#### Instruction:
Each record below should be output verbatim, without pictures.

#### Data entries:
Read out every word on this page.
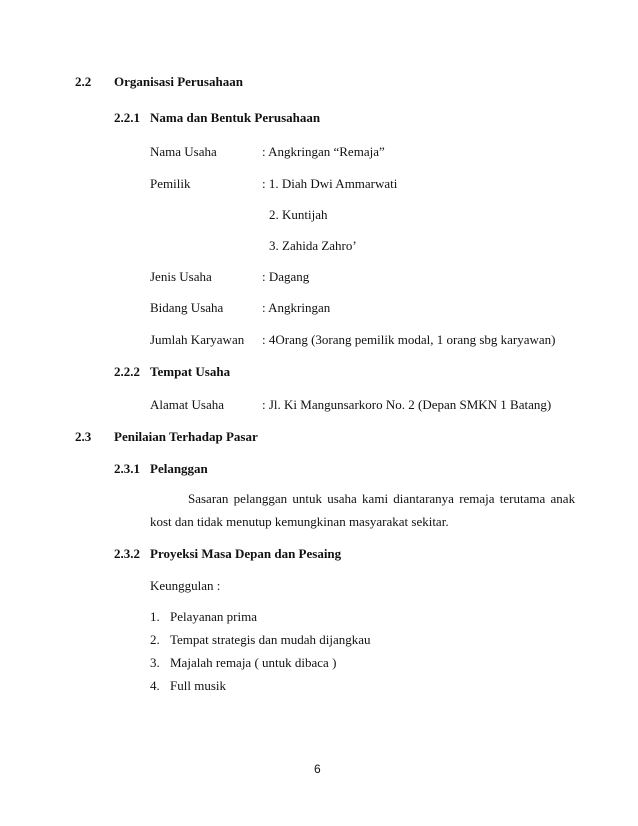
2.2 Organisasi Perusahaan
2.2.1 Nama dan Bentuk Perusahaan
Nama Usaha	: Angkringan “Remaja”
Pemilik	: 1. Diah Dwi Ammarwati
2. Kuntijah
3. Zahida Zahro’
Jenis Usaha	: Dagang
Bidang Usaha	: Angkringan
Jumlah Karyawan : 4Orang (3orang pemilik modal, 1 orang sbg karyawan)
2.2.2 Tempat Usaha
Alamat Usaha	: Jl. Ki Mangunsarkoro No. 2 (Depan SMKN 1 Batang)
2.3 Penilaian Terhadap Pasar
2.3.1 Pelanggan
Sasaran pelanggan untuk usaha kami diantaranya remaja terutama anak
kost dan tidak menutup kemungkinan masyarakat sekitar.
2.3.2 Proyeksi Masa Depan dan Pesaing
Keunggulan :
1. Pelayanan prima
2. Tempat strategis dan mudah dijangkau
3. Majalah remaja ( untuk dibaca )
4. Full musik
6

#### Complete response:
Read out every word on this page.
2.2 Organisasi Perusahaan
2.2.1 Nama dan Bentuk Perusahaan
Nama Usaha	: Angkringan “Remaja”
Pemilik	: 1. Diah Dwi Ammarwati
2. Kuntijah
3. Zahida Zahro’
Jenis Usaha	: Dagang
Bidang Usaha	: Angkringan
Jumlah Karyawan : 4Orang (3orang pemilik modal, 1 orang sbg karyawan)
2.2.2 Tempat Usaha
Alamat Usaha	: Jl. Ki Mangunsarkoro No. 2 (Depan SMKN 1 Batang)
2.3 Penilaian Terhadap Pasar
2.3.1 Pelanggan
Sasaran pelanggan untuk usaha kami diantaranya remaja terutama anak
kost dan tidak menutup kemungkinan masyarakat sekitar.
2.3.2 Proyeksi Masa Depan dan Pesaing
Keunggulan :
1. Pelayanan prima
2. Tempat strategis dan mudah dijangkau
3. Majalah remaja ( untuk dibaca )
4. Full musik
6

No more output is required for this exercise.